**TASK DIRECTIONS**
Copy every line of the listing that holds the string "xlabel".

**RECORD LIST**
(begin)

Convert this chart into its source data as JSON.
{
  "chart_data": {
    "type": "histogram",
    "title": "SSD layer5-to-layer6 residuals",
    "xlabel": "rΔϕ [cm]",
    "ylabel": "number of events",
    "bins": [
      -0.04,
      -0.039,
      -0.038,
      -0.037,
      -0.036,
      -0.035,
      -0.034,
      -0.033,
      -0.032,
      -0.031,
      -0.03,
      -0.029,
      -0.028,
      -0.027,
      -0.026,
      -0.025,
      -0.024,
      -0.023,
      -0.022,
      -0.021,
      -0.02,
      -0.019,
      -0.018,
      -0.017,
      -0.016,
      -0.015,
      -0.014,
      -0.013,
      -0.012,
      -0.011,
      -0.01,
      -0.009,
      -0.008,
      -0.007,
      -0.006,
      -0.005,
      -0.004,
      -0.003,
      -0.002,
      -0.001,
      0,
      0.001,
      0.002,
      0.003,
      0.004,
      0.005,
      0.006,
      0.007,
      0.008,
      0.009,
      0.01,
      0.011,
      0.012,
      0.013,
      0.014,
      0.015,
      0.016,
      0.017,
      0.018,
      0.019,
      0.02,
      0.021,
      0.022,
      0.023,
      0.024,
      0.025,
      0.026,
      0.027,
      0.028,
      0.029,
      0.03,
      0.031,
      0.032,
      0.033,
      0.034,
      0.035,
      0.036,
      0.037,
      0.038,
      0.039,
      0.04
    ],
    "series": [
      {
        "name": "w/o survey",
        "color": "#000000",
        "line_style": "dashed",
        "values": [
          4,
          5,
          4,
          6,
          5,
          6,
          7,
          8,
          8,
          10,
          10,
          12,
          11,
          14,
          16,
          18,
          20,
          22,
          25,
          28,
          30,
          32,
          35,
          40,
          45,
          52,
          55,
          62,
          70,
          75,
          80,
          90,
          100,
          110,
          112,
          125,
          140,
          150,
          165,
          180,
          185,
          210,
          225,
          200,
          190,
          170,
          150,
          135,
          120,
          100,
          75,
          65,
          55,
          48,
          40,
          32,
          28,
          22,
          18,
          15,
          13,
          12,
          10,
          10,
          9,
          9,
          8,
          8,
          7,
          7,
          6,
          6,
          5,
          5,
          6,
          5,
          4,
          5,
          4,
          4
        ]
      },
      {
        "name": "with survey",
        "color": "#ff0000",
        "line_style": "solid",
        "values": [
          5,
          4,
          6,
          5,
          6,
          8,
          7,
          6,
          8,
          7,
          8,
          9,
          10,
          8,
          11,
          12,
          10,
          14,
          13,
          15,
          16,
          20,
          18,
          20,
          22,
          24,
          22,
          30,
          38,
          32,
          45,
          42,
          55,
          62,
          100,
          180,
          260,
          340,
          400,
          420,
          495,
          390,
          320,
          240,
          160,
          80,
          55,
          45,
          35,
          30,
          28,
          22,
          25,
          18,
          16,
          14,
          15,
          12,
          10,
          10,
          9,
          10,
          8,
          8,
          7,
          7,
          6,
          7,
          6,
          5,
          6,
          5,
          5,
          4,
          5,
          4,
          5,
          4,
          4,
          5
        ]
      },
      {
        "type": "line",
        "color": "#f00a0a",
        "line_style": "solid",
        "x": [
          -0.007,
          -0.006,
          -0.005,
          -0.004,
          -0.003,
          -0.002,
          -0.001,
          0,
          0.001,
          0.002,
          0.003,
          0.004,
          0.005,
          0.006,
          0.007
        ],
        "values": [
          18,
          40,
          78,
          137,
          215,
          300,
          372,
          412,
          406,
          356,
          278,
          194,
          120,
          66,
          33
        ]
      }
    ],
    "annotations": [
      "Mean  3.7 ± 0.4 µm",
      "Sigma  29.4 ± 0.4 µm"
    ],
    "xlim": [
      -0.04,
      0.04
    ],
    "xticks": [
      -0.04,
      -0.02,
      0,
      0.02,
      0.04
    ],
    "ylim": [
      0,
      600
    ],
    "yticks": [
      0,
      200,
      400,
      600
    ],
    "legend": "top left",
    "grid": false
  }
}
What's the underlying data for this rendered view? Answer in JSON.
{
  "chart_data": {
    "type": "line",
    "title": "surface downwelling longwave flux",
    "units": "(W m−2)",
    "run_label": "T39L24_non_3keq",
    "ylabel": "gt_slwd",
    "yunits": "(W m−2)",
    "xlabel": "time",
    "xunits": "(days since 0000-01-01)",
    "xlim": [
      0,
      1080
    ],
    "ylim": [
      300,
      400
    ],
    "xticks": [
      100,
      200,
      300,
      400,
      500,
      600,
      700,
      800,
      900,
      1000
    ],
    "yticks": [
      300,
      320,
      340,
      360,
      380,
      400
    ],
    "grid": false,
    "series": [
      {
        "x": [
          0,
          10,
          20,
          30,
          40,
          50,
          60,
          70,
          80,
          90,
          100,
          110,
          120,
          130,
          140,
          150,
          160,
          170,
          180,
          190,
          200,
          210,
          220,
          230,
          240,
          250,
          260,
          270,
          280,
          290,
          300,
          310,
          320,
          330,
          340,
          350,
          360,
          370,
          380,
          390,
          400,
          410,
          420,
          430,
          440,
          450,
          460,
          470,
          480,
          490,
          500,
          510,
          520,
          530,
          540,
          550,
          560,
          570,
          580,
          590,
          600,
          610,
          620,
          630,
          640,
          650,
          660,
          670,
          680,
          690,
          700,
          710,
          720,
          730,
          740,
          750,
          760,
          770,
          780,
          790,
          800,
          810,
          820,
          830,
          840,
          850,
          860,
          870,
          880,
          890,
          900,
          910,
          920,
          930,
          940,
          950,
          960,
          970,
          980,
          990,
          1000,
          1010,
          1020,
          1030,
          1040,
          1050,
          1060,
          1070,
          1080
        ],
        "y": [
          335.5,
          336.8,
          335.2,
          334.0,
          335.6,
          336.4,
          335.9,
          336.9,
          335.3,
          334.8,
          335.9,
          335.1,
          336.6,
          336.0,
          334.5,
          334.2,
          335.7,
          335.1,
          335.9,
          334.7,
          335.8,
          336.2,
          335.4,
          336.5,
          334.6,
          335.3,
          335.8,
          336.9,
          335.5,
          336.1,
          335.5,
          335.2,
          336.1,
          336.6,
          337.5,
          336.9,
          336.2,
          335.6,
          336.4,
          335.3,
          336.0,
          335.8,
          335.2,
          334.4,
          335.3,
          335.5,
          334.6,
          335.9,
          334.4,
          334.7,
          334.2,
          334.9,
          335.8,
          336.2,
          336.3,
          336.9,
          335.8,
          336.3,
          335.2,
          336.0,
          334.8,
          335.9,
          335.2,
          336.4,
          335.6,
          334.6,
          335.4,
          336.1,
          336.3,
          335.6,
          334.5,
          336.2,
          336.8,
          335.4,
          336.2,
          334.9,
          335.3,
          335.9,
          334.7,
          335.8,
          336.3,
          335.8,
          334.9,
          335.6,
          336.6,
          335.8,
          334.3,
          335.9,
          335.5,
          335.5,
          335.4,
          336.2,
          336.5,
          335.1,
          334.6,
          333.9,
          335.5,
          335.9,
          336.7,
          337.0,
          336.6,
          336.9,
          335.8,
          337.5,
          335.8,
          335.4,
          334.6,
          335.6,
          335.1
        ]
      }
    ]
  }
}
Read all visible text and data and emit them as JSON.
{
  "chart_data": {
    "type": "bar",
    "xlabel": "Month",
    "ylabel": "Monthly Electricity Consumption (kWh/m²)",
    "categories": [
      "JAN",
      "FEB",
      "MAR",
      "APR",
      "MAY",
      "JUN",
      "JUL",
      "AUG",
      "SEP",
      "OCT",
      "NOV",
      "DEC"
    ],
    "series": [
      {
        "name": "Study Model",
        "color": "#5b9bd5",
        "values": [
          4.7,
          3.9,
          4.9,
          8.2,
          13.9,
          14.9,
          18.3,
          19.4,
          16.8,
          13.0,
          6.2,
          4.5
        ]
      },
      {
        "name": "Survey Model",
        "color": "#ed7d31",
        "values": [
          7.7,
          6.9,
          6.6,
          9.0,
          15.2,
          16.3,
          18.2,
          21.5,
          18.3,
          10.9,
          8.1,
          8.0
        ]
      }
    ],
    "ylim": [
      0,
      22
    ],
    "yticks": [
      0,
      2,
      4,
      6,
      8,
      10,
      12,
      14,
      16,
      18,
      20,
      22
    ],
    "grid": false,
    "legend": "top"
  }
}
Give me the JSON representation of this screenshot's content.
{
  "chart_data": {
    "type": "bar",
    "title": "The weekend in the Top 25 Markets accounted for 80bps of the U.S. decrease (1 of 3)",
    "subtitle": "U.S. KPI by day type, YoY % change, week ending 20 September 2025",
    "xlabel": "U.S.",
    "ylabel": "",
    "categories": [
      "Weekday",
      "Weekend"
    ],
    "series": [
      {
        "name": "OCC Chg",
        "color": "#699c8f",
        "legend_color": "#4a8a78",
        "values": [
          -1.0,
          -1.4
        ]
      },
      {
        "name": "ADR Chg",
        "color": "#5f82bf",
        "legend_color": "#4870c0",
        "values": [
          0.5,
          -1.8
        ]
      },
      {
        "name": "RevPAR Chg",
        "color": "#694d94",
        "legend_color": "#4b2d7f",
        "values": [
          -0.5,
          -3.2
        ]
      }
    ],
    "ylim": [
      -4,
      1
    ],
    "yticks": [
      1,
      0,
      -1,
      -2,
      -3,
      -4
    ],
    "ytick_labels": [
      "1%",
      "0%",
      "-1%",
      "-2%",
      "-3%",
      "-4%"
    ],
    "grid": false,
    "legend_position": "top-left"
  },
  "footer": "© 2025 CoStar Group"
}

(end)

**SOLUTION FOR THIS TASK**
    "xlabel": "rΔϕ [cm]",
    "xlabel": "time",
    "xlabel": "Month",
    "xlabel": "U.S.",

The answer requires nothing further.